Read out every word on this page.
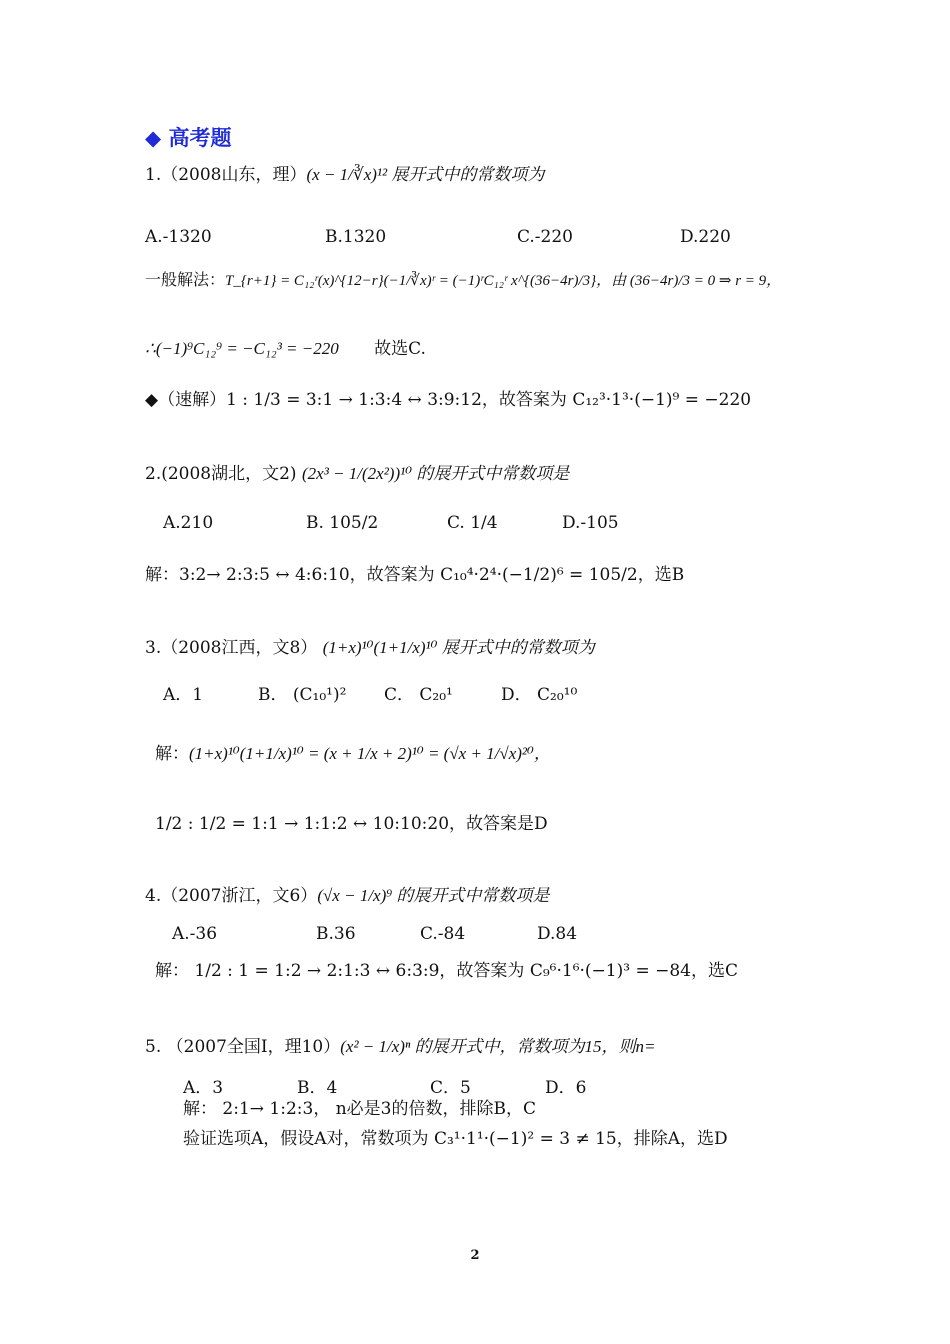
◆ 高考题
1.（2008山东，理）(x − 1/∛x)¹² 展开式中的常数项为
A.-1320	B.1320	C.-220	D.220
一般解法：T_{r+1} = C₁₂ʳ(x)^{12−r}(−1/∛x)ʳ = (−1)ʳC₁₂ʳ x^{(36−4r)/3}，由 (36−4r)/3 = 0 ⇒ r = 9，
∴(−1)⁹C₁₂⁹ = −C₁₂³ = −220 故选C.
◆（速解）1 : 1/3 = 3:1 → 1:3:4 ↔ 3:9:12，故答案为 C₁₂³·1³·(−1)⁹ = −220
2.(2008湖北，文2) (2x³ − 1/(2x²))¹⁰ 的展开式中常数项是
A.210	B. 105/2	C. 1/4	D.-105
解：3:2→ 2:3:5 ↔ 4:6:10，故答案为 C₁₀⁴·2⁴·(−1/2)⁶ = 105/2，选B
3.（2008江西，文8） (1+x)¹⁰(1+1/x)¹⁰ 展开式中的常数项为
A．1	B． (C₁₀¹)² C． C₂₀¹	D． C₂₀¹⁰
解：(1+x)¹⁰(1+1/x)¹⁰ = (x + 1/x + 2)¹⁰ = (√x + 1/√x)²⁰，
1/2 : 1/2 = 1:1 → 1:1:2 ↔ 10:10:20，故答案是D
4.（2007浙江，文6）(√x − 1/x)⁹ 的展开式中常数项是
A.-36	B.36	C.-84	D.84
解： 1/2 : 1 = 1:2 → 2:1:3 ↔ 6:3:9，故答案为 C₉⁶·1⁶·(−1)³ = −84，选C
5. （2007全国Ⅰ，理10）(x² − 1/x)ⁿ 的展开式中，常数项为15，则n=
A．3	B．4	C．5	D．6
解： 2:1→ 1:2:3， n必是3的倍数，排除B，C
验证选项A，假设A对，常数项为 C₃¹·1¹·(−1)² = 3 ≠ 15，排除A，选D
2
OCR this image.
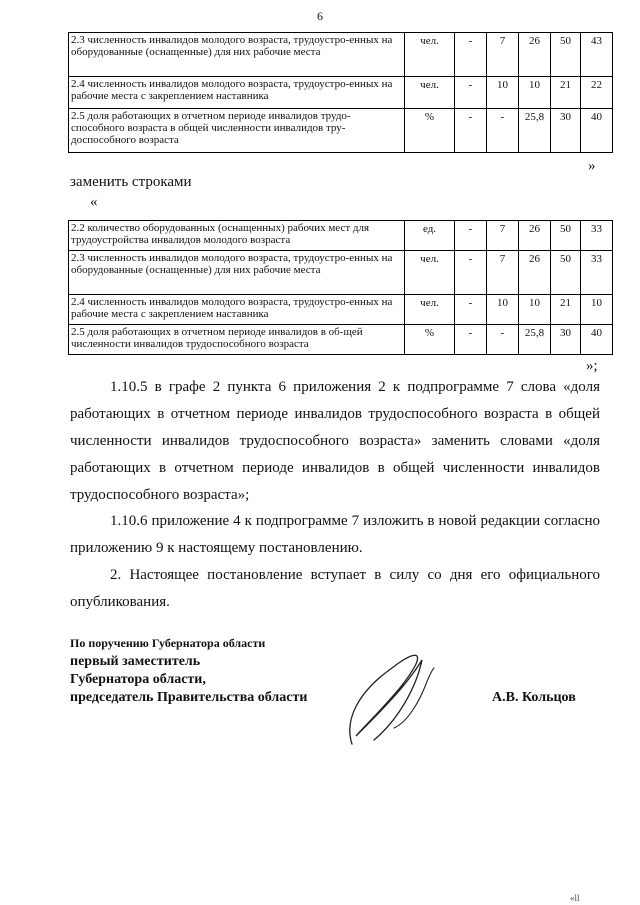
6
2.3 численность инвалидов молодого возраста, трудоустро-енных на оборудованные (оснащенные) для них рабочие места	чел.	-	7	26	50	43
2.4 численность инвалидов молодого возраста, трудоустро-енных на рабочие места с закреплением наставника	чел.	-	10	10	21	22
2.5 доля работающих в отчетном периоде инвалидов трудо-способного возраста в общей численности инвалидов тру-доспособного возраста	%	-	-	25,8	30	40
»
заменить строками
«
2.2 количество оборудованных (оснащенных) рабочих мест для трудоустройства инвалидов молодого возраста	ед.	-	7	26	50	33
2.3 численность инвалидов молодого возраста, трудоустро-енных на оборудованные (оснащенные) для них рабочие места	чел.	-	7	26	50	33
2.4 численность инвалидов молодого возраста, трудоустро-енных на рабочие места с закреплением наставника	чел.	-	10	10	21	10
2.5 доля работающих в отчетном периоде инвалидов в об-щей численности инвалидов трудоспособного возраста	%	-	-	25,8	30	40
»;
1.10.5 в графе 2 пункта 6 приложения 2 к подпрограмме 7 слова «доля работающих в отчетном периоде инвалидов трудоспособного возраста в общей численности инвалидов трудоспособного возраста» заменить словами «доля работающих в отчетном периоде инвалидов в общей численности инвалидов трудоспособного возраста»;
1.10.6 приложение 4 к подпрограмме 7 изложить в новой редакции согласно приложению 9 к настоящему постановлению.
2. Настоящее постановление вступает в силу со дня его официального опубликования.
По поручению Губернатора области
первый заместитель
Губернатора области,
председатель Правительства области	А.В. Кольцов
«ll
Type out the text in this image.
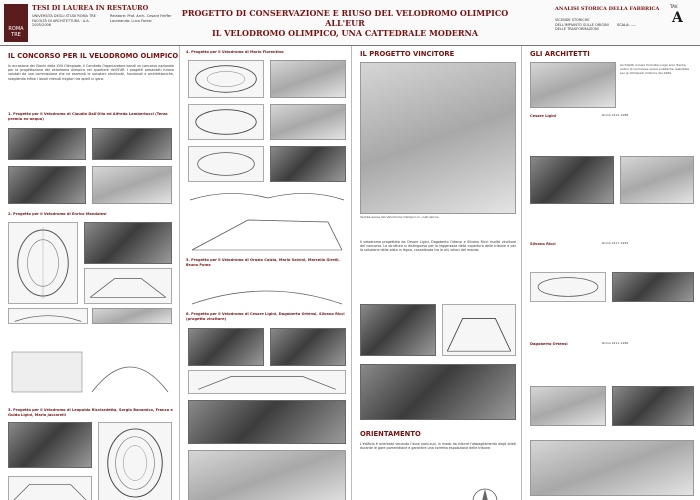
ROMA TRE
TESI DI LAUREA IN RESTAURO
UNIVERSITÀ DEGLI STUDI ROMA TRE · FACOLTÀ DI ARCHITETTURA · A.A. 2005/2006
Relatore: Prof. Arch. Cesare Feiffer
Laureando: Luca Foresi
PROGETTO DI CONSERVAZIONE E RIUSO DEL VELODROMO OLIMPICO ALL'EUR
IL VELODROMO OLIMPICO, UNA CATTEDRALE MODERNA
ANALISI STORICA DELLA FABBRICA
VICENDE STORICHE DELL'IMPIANTO SULLE ORIGINI DELLE TRASFORMAZIONI
SCALA: ----
TAV.
A
IL CONCORSO PER IL VELODROMO OLIMPICO
In occasione dei Giochi della XVII Olimpiade, il Comitato Organizzatore bandì un concorso nazionale per la progettazione del velodromo olimpico nel quartiere dell'EUR. I progetti presentati furono valutati da una commissione che ne esaminò le soluzioni strutturali, funzionali e architettoniche, scegliendo infine i lavori ritenuti migliori tra quelli in gara.
1. Progetto per il Velodromo di Claudio Dall'Olio ed Alfredo Lambertucci (Terzo premio ex-aequo)
2. Progetto per il Velodromo di Enrico Mandolesi
3. Progetto per il Velodromo di Leopoldo Ricciardetta, Sergio Bonamico, Franco e Guido Ligini, Mario Jaccarelli
4. Progetto per il Velodromo di Mario Fiorentino
5. Progetto per il Velodromo di Orazio Calzia, Mario Salvini, Marcello Girelli, Bruno Poma
6. Progetto per il Velodromo di Cesare Ligini, Dagoberto Ortensi, Silvano Ricci (progetto vincitore)
IL PROGETTO VINCITORE
Veduta aerea del Velodromo Olimpico in costruzione
Il velodromo progettato da Cesare Ligini, Dagoberto Ortensi e Silvano Ricci risultò vincitore del concorso. La struttura si distingueva per la leggerezza della copertura delle tribune e per la soluzione della pista in legno, considerata tra le più veloci del mondo.
ORIENTAMENTO
L'edificio è orientato secondo l'asse nord-sud, in modo da ridurre l'abbagliamento degli atleti durante le gare pomeridiane e garantire una corretta esposizione delle tribune.
GLI ARCHITETTI
Architetti romani formatisi negli anni Trenta, autori di numerose opere pubbliche realizzate per le Olimpiadi di Roma del 1960.
Cesare Ligini	Roma 1913–1988
Silvano Ricci	Roma 1917–1992
Dagoberto Ortensi	Roma 1911–1986
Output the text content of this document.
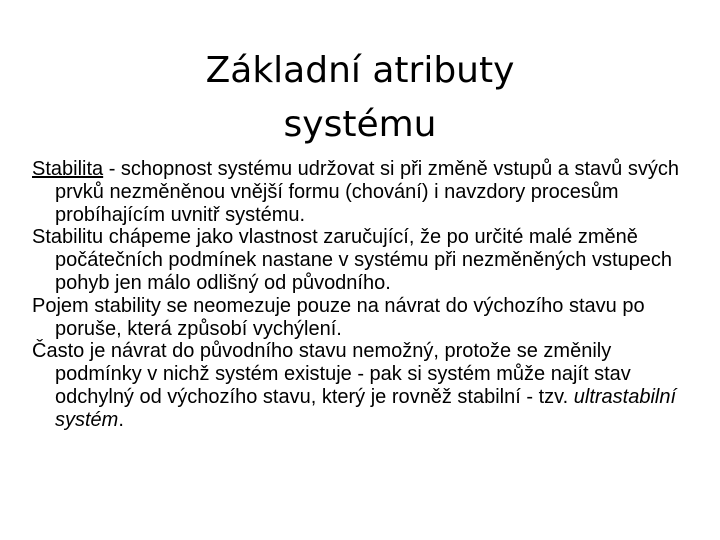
Základní atributy
systému

Stabilita - schopnost systému udržovat si při změně vstupů a stavů svých prvků nezměněnou vnější formu (chování) i navzdory procesům probíhajícím uvnitř systému.

Stabilitu chápeme jako vlastnost zaručující, že po určité malé změně počátečních podmínek nastane v systému při nezměněných vstupech pohyb jen málo odlišný od původního.

Pojem stability se neomezuje pouze na návrat do výchozího stavu po poruše, která způsobí vychýlení.

Často je návrat do původního stavu nemožný, protože se změnily podmínky v nichž systém existuje - pak si systém může najít stav odchylný od výchozího stavu, který je rovněž stabilní - tzv. ultrastabilní systém.
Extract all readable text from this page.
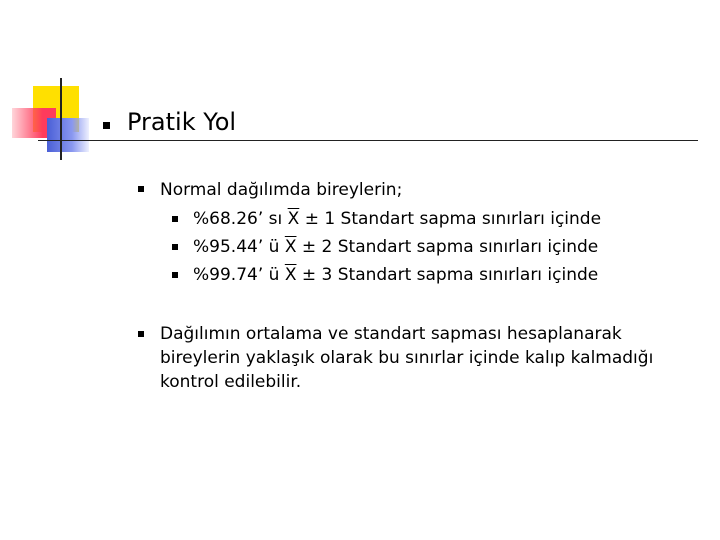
Pratik Yol
Normal dağılımda bireylerin;
%68.26’ sı $\overline{X} \pm 1$ Standart sapma sınırları içinde
%95.44’ ü $\overline{X} \pm 2$ Standart sapma sınırları içinde
%99.74’ ü $\overline{X} \pm 3$ Standart sapma sınırları içinde

Dağılımın ortalama ve standart sapması hesaplanarak bireylerin yaklaşık olarak bu sınırlar içinde kalıp kalmadığı kontrol edilebilir.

☆ ☆ ☆ ☆ ☆ ☆ ☆

• **WHAT THE TASK ASKS**
Repeat the data exactly in full, omitting its pictures.

• **TASK ANSWER**
Read out every word on this page.
◆ 高考题
1.（2008山东，理）(x − 1/∛x)¹² 展开式中的常数项为
A.-1320	B.1320	C.-220	D.220
一般解法：T_{r+1} = C₁₂ʳ(x)^{12−r}(−1/∛x)ʳ = (−1)ʳC₁₂ʳ x^{(36−4r)/3}，由 (36−4r)/3 = 0 ⇒ r = 9，
∴(−1)⁹C₁₂⁹ = −C₁₂³ = −220 故选C.
◆（速解）1 : 1/3 = 3:1 → 1:3:4 ↔ 3:9:12，故答案为 C₁₂³·1³·(−1)⁹ = −220
2.(2008湖北，文2) (2x³ − 1/(2x²))¹⁰ 的展开式中常数项是
A.210	B. 105/2	C. 1/4	D.-105
解：3:2→ 2:3:5 ↔ 4:6:10，故答案为 C₁₀⁴·2⁴·(−1/2)⁶ = 105/2，选B
3.（2008江西，文8） (1+x)¹⁰(1+1/x)¹⁰ 展开式中的常数项为
A．1	B． (C₁₀¹)² C． C₂₀¹	D． C₂₀¹⁰
解：(1+x)¹⁰(1+1/x)¹⁰ = (x + 1/x + 2)¹⁰ = (√x + 1/√x)²⁰，
1/2 : 1/2 = 1:1 → 1:1:2 ↔ 10:10:20，故答案是D
4.（2007浙江，文6）(√x − 1/x)⁹ 的展开式中常数项是
A.-36	B.36	C.-84	D.84
解： 1/2 : 1 = 1:2 → 2:1:3 ↔ 6:3:9，故答案为 C₉⁶·1⁶·(−1)³ = −84，选C
5. （2007全国Ⅰ，理10）(x² − 1/x)ⁿ 的展开式中，常数项为15，则n=
A．3	B．4	C．5	D．6
解： 2:1→ 1:2:3， n必是3的倍数，排除B，C
验证选项A，假设A对，常数项为 C₃¹·1¹·(−1)² = 3 ≠ 15，排除A，选D
2
OCR this image.
6
2.3 численность инвалидов молодого возраста, трудоустро-енных на оборудованные (оснащенные) для них рабочие места	чел.	-	7	26	50	43
2.4 численность инвалидов молодого возраста, трудоустро-енных на рабочие места с закреплением наставника	чел.	-	10	10	21	22
2.5 доля работающих в отчетном периоде инвалидов трудо-способного возраста в общей численности инвалидов тру-доспособного возраста	%	-	-	25,8	30	40
»
заменить строками
«
2.2 количество оборудованных (оснащенных) рабочих мест для трудоустройства инвалидов молодого возраста	ед.	-	7	26	50	33
2.3 численность инвалидов молодого возраста, трудоустро-енных на оборудованные (оснащенные) для них рабочие места	чел.	-	7	26	50	33
2.4 численность инвалидов молодого возраста, трудоустро-енных на рабочие места с закреплением наставника	чел.	-	10	10	21	10
2.5 доля работающих в отчетном периоде инвалидов в об-щей численности инвалидов трудоспособного возраста	%	-	-	25,8	30	40
»;
1.10.5 в графе 2 пункта 6 приложения 2 к подпрограмме 7 слова «доля работающих в отчетном периоде инвалидов трудоспособного возраста в общей численности инвалидов трудоспособного возраста» заменить словами «доля работающих в отчетном периоде инвалидов в общей численности инвалидов трудоспособного возраста»;
1.10.6 приложение 4 к подпрограмме 7 изложить в новой редакции согласно приложению 9 к настоящему постановлению.
2. Настоящее постановление вступает в силу со дня его официального опубликования.
По поручению Губернатора области
первый заместитель
Губернатора области,
председатель Правительства области	А.В. Кольцов
«ll
Type out the text in this image.
ROMA TRE
TESI DI LAUREA IN RESTAURO
UNIVERSITÀ DEGLI STUDI ROMA TRE · FACOLTÀ DI ARCHITETTURA · A.A. 2005/2006
Relatore: Prof. Arch. Cesare Feiffer
Laureando: Luca Foresi
PROGETTO DI CONSERVAZIONE E RIUSO DEL VELODROMO OLIMPICO ALL'EUR
IL VELODROMO OLIMPICO, UNA CATTEDRALE MODERNA
ANALISI STORICA DELLA FABBRICA
VICENDE STORICHE DELL'IMPIANTO SULLE ORIGINI DELLE TRASFORMAZIONI
SCALA: ----
TAV.
A
IL CONCORSO PER IL VELODROMO OLIMPICO
In occasione dei Giochi della XVII Olimpiade, il Comitato Organizzatore bandì un concorso nazionale per la progettazione del velodromo olimpico nel quartiere dell'EUR. I progetti presentati furono valutati da una commissione che ne esaminò le soluzioni strutturali, funzionali e architettoniche, scegliendo infine i lavori ritenuti migliori tra quelli in gara.
1. Progetto per il Velodromo di Claudio Dall'Olio ed Alfredo Lambertucci (Terzo premio ex-aequo)
2. Progetto per il Velodromo di Enrico Mandolesi
3. Progetto per il Velodromo di Leopoldo Ricciardetta, Sergio Bonamico, Franco e Guido Ligini, Mario Jaccarelli
4. Progetto per il Velodromo di Mario Fiorentino
5. Progetto per il Velodromo di Orazio Calzia, Mario Salvini, Marcello Girelli, Bruno Poma
6. Progetto per il Velodromo di Cesare Ligini, Dagoberto Ortensi, Silvano Ricci (progetto vincitore)
IL PROGETTO VINCITORE
Veduta aerea del Velodromo Olimpico in costruzione
Il velodromo progettato da Cesare Ligini, Dagoberto Ortensi e Silvano Ricci risultò vincitore del concorso. La struttura si distingueva per la leggerezza della copertura delle tribune e per la soluzione della pista in legno, considerata tra le più veloci del mondo.
ORIENTAMENTO
L'edificio è orientato secondo l'asse nord-sud, in modo da ridurre l'abbagliamento degli atleti durante le gare pomeridiane e garantire una corretta esposizione delle tribune.
GLI ARCHITETTI
Architetti romani formatisi negli anni Trenta, autori di numerose opere pubbliche realizzate per le Olimpiadi di Roma del 1960.
Cesare Ligini	Roma 1913–1988
Silvano Ricci	Roma 1917–1992
Dagoberto Ortensi	Roma 1911–1986
Output the text content of this document.
Základní atributy
systému

Stabilita - schopnost systému udržovat si při změně vstupů a stavů svých prvků nezměněnou vnější formu (chování) i navzdory procesům probíhajícím uvnitř systému.

Stabilitu chápeme jako vlastnost zaručující, že po určité malé změně počátečních podmínek nastane v systému při nezměněných vstupech pohyb jen málo odlišný od původního.

Pojem stability se neomezuje pouze na návrat do výchozího stavu po poruše, která způsobí vychýlení.

Často je návrat do původního stavu nemožný, protože se změnily podmínky v nichž systém existuje - pak si systém může najít stav odchylný od výchozího stavu, který je rovněž stabilní - tzv. ultrastabilní systém.
Extract all readable text from this page.
Pratik Yol
Normal dağılımda bireylerin;
%68.26’ sı $\overline{X} \pm 1$ Standart sapma sınırları içinde
%95.44’ ü $\overline{X} \pm 2$ Standart sapma sınırları içinde
%99.74’ ü $\overline{X} \pm 3$ Standart sapma sınırları içinde

Dağılımın ortalama ve standart sapması hesaplanarak bireylerin yaklaşık olarak bu sınırlar içinde kalıp kalmadığı kontrol edilebilir.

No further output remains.